Find every line in the records below that contains the string "number", matching case exactly, and copy each of those lines.

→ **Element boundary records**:
──────
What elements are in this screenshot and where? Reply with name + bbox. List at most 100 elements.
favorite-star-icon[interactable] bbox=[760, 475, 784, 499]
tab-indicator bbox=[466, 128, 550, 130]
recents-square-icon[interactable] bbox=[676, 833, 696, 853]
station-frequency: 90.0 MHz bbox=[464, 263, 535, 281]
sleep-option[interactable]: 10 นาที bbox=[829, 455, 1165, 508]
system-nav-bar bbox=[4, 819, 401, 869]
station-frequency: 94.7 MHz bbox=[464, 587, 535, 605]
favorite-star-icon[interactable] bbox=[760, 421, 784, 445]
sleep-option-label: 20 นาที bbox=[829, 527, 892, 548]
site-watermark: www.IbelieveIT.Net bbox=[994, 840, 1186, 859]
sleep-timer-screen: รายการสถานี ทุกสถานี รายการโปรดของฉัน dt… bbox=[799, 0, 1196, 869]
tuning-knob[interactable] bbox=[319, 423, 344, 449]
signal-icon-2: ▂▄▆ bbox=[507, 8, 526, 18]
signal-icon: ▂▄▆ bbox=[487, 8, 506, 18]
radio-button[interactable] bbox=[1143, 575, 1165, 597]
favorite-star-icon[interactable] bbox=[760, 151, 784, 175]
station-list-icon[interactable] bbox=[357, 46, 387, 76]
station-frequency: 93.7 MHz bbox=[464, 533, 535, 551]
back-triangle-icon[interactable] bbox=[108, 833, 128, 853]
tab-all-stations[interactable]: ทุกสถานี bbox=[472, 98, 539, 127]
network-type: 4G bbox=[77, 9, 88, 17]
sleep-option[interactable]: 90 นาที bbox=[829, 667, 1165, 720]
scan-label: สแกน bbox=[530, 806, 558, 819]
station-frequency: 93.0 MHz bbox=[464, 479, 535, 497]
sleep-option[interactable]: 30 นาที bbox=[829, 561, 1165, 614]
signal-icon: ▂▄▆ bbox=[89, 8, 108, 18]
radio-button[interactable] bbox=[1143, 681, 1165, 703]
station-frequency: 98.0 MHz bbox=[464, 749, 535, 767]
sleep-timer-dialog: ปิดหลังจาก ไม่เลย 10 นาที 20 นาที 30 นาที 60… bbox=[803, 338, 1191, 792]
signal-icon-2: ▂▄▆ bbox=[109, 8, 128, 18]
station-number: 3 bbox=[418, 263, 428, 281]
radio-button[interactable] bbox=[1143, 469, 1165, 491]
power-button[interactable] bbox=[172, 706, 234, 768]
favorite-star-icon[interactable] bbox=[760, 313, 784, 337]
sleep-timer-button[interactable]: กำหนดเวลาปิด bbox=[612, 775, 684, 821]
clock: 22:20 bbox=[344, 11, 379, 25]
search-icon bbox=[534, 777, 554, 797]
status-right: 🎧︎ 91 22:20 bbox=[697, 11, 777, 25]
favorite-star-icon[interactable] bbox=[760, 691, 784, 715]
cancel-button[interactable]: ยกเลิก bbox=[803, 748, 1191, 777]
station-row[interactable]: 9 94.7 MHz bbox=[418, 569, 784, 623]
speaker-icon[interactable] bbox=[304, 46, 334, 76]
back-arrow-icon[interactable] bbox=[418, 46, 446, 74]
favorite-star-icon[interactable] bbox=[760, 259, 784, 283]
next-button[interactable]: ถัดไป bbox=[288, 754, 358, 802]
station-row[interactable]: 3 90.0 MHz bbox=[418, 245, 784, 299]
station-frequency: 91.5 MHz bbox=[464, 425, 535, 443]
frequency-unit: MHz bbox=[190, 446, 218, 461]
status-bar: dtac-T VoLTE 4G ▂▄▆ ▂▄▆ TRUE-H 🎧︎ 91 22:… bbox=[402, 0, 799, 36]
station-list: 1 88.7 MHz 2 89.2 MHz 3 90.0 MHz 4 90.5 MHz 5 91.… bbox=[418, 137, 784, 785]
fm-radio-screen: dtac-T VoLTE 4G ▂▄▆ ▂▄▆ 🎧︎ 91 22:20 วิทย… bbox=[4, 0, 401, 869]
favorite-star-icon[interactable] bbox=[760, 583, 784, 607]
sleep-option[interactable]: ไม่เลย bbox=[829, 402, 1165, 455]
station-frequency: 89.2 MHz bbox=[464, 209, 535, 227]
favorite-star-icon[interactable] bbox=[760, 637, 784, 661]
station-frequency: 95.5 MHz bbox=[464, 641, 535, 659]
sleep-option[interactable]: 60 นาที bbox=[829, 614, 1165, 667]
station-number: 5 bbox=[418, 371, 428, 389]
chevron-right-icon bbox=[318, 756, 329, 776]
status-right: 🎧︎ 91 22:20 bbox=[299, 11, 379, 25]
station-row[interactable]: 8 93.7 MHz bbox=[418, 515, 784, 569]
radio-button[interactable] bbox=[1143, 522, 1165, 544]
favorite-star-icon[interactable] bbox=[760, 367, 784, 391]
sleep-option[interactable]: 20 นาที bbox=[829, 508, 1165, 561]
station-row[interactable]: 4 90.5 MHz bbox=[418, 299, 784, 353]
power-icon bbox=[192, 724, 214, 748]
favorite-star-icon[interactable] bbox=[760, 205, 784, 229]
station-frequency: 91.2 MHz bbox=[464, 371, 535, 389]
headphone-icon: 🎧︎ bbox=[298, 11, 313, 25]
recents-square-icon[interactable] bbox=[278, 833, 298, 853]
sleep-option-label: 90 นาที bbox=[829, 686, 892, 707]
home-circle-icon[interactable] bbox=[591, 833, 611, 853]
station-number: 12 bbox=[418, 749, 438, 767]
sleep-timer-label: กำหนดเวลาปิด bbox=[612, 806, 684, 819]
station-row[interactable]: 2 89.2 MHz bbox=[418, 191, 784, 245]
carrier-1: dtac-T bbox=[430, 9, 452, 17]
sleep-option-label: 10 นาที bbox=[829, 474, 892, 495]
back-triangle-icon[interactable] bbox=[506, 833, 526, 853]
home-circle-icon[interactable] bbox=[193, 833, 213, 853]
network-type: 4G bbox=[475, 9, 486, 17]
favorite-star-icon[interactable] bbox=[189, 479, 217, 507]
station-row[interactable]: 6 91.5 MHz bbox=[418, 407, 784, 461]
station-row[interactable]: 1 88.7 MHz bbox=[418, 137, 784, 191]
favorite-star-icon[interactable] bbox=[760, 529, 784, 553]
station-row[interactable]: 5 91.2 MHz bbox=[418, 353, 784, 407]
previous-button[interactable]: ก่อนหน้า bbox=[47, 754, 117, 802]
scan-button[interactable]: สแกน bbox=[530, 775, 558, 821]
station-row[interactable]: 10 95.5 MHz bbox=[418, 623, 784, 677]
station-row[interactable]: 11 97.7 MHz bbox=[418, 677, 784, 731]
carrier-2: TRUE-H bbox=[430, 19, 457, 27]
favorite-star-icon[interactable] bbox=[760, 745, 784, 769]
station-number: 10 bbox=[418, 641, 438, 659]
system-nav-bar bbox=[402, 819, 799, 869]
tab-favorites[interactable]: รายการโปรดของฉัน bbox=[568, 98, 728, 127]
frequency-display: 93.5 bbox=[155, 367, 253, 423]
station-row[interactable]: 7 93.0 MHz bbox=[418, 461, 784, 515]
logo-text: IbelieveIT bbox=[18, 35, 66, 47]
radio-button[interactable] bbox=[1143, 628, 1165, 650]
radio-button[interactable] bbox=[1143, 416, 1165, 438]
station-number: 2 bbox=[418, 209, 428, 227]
──────
→ **THE ANSWER**:
station-number: 3 bbox=[418, 263, 428, 281]
station-number: 5 bbox=[418, 371, 428, 389]
station-number: 12 bbox=[418, 749, 438, 767]
station-number: 10 bbox=[418, 641, 438, 659]
station-number: 2 bbox=[418, 209, 428, 227]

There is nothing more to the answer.